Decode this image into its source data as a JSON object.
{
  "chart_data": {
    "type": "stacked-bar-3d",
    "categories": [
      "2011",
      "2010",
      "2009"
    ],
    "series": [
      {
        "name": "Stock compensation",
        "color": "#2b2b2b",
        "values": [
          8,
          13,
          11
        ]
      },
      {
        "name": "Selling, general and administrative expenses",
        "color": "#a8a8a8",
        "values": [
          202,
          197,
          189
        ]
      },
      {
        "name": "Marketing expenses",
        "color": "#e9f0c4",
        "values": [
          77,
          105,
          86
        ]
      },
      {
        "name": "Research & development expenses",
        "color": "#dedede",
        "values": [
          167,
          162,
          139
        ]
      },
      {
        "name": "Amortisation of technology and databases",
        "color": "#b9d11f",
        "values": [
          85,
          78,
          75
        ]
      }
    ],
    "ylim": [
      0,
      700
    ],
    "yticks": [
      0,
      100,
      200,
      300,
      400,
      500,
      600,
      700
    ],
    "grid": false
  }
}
◆ ◆ ◆ ◆
INSTRUCTIONS FOR THE TASK:
Extract all of the data above and output it character for character.

RESULT FOR THIS EXERCISE:
Decode this image into its source data as a JSON object.
{
  "chart_data": {
    "type": "stacked-bar-3d",
    "categories": [
      "2011",
      "2010",
      "2009"
    ],
    "series": [
      {
        "name": "Stock compensation",
        "color": "#2b2b2b",
        "values": [
          8,
          13,
          11
        ]
      },
      {
        "name": "Selling, general and administrative expenses",
        "color": "#a8a8a8",
        "values": [
          202,
          197,
          189
        ]
      },
      {
        "name": "Marketing expenses",
        "color": "#e9f0c4",
        "values": [
          77,
          105,
          86
        ]
      },
      {
        "name": "Research & development expenses",
        "color": "#dedede",
        "values": [
          167,
          162,
          139
        ]
      },
      {
        "name": "Amortisation of technology and databases",
        "color": "#b9d11f",
        "values": [
          85,
          78,
          75
        ]
      }
    ],
    "ylim": [
      0,
      700
    ],
    "yticks": [
      0,
      100,
      200,
      300,
      400,
      500,
      600,
      700
    ],
    "grid": false
  }
}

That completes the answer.